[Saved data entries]

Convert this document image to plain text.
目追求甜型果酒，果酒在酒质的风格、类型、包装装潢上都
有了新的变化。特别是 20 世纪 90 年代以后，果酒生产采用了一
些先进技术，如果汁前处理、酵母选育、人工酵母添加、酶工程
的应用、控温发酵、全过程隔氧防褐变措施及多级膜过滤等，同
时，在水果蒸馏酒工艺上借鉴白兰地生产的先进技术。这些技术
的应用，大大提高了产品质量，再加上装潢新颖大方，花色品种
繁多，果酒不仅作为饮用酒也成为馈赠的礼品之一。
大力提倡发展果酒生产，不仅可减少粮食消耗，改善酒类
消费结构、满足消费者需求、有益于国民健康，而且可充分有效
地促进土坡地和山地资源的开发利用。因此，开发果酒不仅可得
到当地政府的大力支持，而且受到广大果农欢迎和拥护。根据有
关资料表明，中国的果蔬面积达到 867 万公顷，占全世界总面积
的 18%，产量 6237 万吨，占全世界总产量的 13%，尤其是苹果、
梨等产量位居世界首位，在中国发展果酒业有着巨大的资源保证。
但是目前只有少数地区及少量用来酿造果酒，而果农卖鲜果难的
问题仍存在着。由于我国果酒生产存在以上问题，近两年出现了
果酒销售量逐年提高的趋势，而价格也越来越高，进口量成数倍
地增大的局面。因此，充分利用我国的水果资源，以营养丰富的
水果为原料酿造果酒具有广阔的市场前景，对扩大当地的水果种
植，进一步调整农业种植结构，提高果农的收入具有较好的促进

* **EXERCISE DETAILS**
Take the entries above and copy them out exactly.

* **WORKED ANSWER**
Convert this document image to plain text.
目追求甜型果酒，果酒在酒质的风格、类型、包装装潢上都
有了新的变化。特别是 20 世纪 90 年代以后，果酒生产采用了一
些先进技术，如果汁前处理、酵母选育、人工酵母添加、酶工程
的应用、控温发酵、全过程隔氧防褐变措施及多级膜过滤等，同
时，在水果蒸馏酒工艺上借鉴白兰地生产的先进技术。这些技术
的应用，大大提高了产品质量，再加上装潢新颖大方，花色品种
繁多，果酒不仅作为饮用酒也成为馈赠的礼品之一。
大力提倡发展果酒生产，不仅可减少粮食消耗，改善酒类
消费结构、满足消费者需求、有益于国民健康，而且可充分有效
地促进土坡地和山地资源的开发利用。因此，开发果酒不仅可得
到当地政府的大力支持，而且受到广大果农欢迎和拥护。根据有
关资料表明，中国的果蔬面积达到 867 万公顷，占全世界总面积
的 18%，产量 6237 万吨，占全世界总产量的 13%，尤其是苹果、
梨等产量位居世界首位，在中国发展果酒业有着巨大的资源保证。
但是目前只有少数地区及少量用来酿造果酒，而果农卖鲜果难的
问题仍存在着。由于我国果酒生产存在以上问题，近两年出现了
果酒销售量逐年提高的趋势，而价格也越来越高，进口量成数倍
地增大的局面。因此，充分利用我国的水果资源，以营养丰富的
水果为原料酿造果酒具有广阔的市场前景，对扩大当地的水果种
植，进一步调整农业种植结构，提高果农的收入具有较好的促进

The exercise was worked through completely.